DIRECTIONS: Below are the records; pull every line that includes "草木苍翠".

AVAILABLE RECORDS:

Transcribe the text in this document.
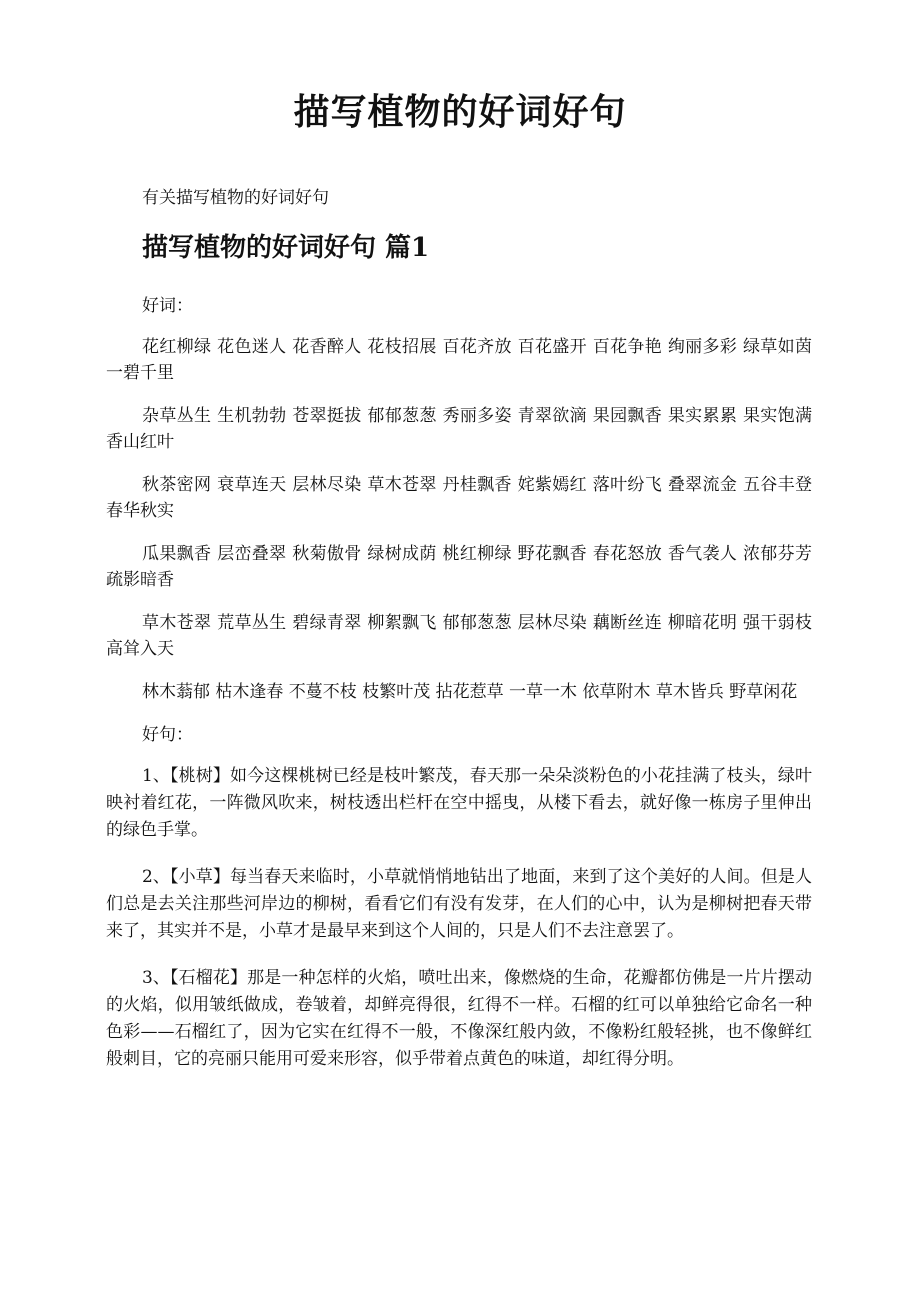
描写植物的好词好句

有关描写植物的好词好句

描写植物的好词好句 篇1

好词：

花红柳绿 花色迷人 花香醉人 花枝招展 百花齐放 百花盛开 百花争艳 绚丽多彩 绿草如茵 一碧千里

杂草丛生 生机勃勃 苍翠挺拔 郁郁葱葱 秀丽多姿 青翠欲滴 果园飘香 果实累累 果实饱满 香山红叶

秋茶密网 衰草连天 层林尽染 草木苍翠 丹桂飘香 姹紫嫣红 落叶纷飞 叠翠流金 五谷丰登 春华秋实

瓜果飘香 层峦叠翠 秋菊傲骨 绿树成荫 桃红柳绿 野花飘香 春花怒放 香气袭人 浓郁芬芳 疏影暗香

草木苍翠 荒草丛生 碧绿青翠 柳絮飘飞 郁郁葱葱 层林尽染 藕断丝连 柳暗花明 强干弱枝 高耸入天

林木蓊郁 枯木逢春 不蔓不枝 枝繁叶茂 拈花惹草 一草一木 依草附木 草木皆兵 野草闲花

好句：

1、【桃树】如今这棵桃树已经是枝叶繁茂，春天那一朵朵淡粉色的小花挂满了枝头，绿叶映衬着红花，一阵微风吹来，树枝透出栏杆在空中摇曳，从楼下看去，就好像一栋房子里伸出的绿色手掌。

2、【小草】每当春天来临时，小草就悄悄地钻出了地面，来到了这个美好的人间。但是人们总是去关注那些河岸边的柳树，看看它们有没有发芽，在人们的心中，认为是柳树把春天带来了，其实并不是，小草才是最早来到这个人间的，只是人们不去注意罢了。

3、【石榴花】那是一种怎样的火焰，喷吐出来，像燃烧的生命，花瓣都仿佛是一片片摆动的火焰，似用皱纸做成，卷皱着，却鲜亮得很，红得不一样。石榴的红可以单独给它命名一种色彩——石榴红了，因为它实在红得不一般，不像深红般内敛，不像粉红般轻挑，也不像鲜红般刺目，它的亮丽只能用可爱来形容，似乎带着点黄色的味道，却红得分明。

THE ANSWER:
秋茶密网 衰草连天 层林尽染 草木苍翠 丹桂飘香 姹紫嫣红 落叶纷飞 叠翠流金 五谷丰登 春华秋实
草木苍翠 荒草丛生 碧绿青翠 柳絮飘飞 郁郁葱葱 层林尽染 藕断丝连 柳暗花明 强干弱枝 高耸入天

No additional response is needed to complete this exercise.